**Written instruction:** Answer with a single number: how many lines in the listing below include "title"?

══════════════════════════════

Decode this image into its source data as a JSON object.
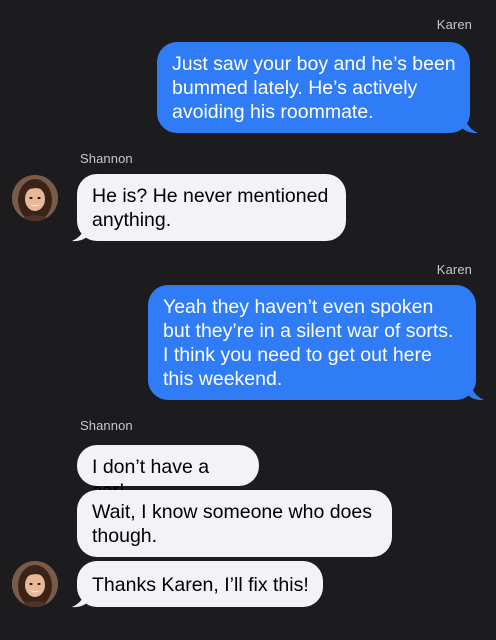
{
  "colors": {
    "background": "#1c1c1e",
    "outgoing_bubble": "#2f7cf6",
    "incoming_bubble": "#f2f2f7",
    "sender_label": "#c7c7cc"
  },
  "messages": [
    {
      "sender": "Karen",
      "direction": "outgoing",
      "text": "Just saw your boy and he’s been bummed lately. He’s actively avoiding his roommate."
    },
    {
      "sender": "Shannon",
      "direction": "incoming",
      "text": "He is? He never mentioned anything."
    },
    {
      "sender": "Karen",
      "direction": "outgoing",
      "text": "Yeah they haven’t even spoken but they’re in a silent war of sorts. I think you need to get out here this weekend."
    },
    {
      "sender": "Shannon",
      "direction": "incoming",
      "text": "I don’t have a car!"
    },
    {
      "sender": "Shannon",
      "direction": "incoming",
      "text": "Wait, I know someone who does though."
    },
    {
      "sender": "Shannon",
      "direction": "incoming",
      "text": "Thanks Karen, I’ll fix this!"
    }
  ],
  "avatars": [
    {
      "icon": "woman-portrait-avatar",
      "person": "Shannon"
    },
    {
      "icon": "woman-portrait-avatar",
      "person": "Shannon"
    }
  ]
}
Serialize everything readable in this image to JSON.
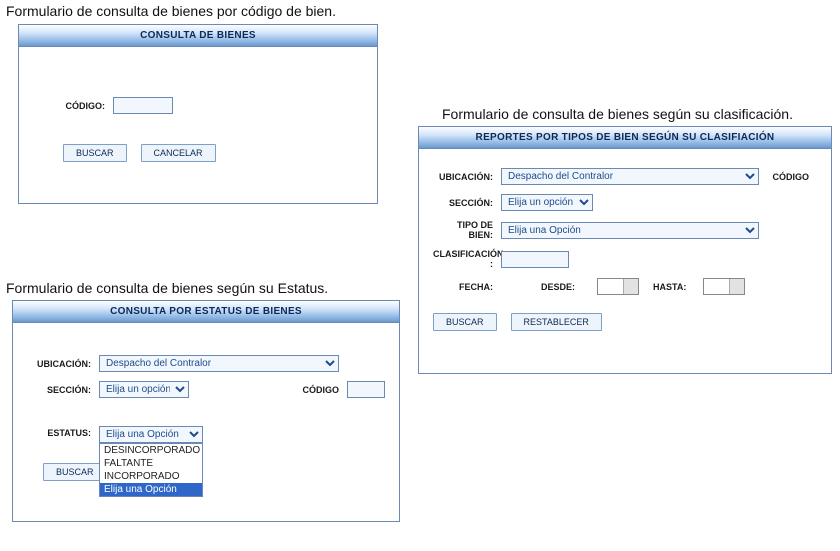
{
  "captions": {
    "form_codigo": "Formulario de consulta de bienes por código de bien.",
    "form_estatus": "Formulario de consulta de bienes según su  Estatus.",
    "form_clasificacion": "Formulario de consulta de bienes según su clasificación."
  },
  "form1": {
    "title": "CONSULTA DE BIENES",
    "codigo_label": "CÓDIGO:",
    "codigo_value": "",
    "buscar": "BUSCAR",
    "cancelar": "CANCELAR"
  },
  "form2": {
    "title": "CONSULTA POR ESTATUS DE BIENES",
    "ubicacion_label": "UBICACIÓN:",
    "ubicacion_value": "Despacho del Contralor",
    "seccion_label": "SECCIÓN:",
    "seccion_value": "Elija un opción",
    "codigo_label": "CÓDIGO",
    "codigo_value": "",
    "estatus_label": "ESTATUS:",
    "estatus_value": "Elija una Opción",
    "estatus_options": {
      "o0": "DESINCORPORADO",
      "o1": "FALTANTE",
      "o2": "INCORPORADO",
      "o3": "Elija una Opción"
    },
    "buscar": "BUSCAR"
  },
  "form3": {
    "title": "REPORTES POR TIPOS DE BIEN SEGÚN SU CLASIFIACIÓN",
    "ubicacion_label": "UBICACIÓN:",
    "ubicacion_value": "Despacho del Contralor",
    "codigo_label": "CÓDIGO",
    "seccion_label": "SECCIÓN:",
    "seccion_value": "Elija un opción",
    "tipo_label": "TIPO DE BIEN:",
    "tipo_value": "Elija una Opción",
    "clasif_label": "CLASIFICACIÓN :",
    "clasif_value": "",
    "fecha_label": "FECHA:",
    "desde_label": "DESDE:",
    "hasta_label": "HASTA:",
    "buscar": "BUSCAR",
    "restablecer": "RESTABLECER"
  }
}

══════════════════════════════

**Answer to this problem:** 3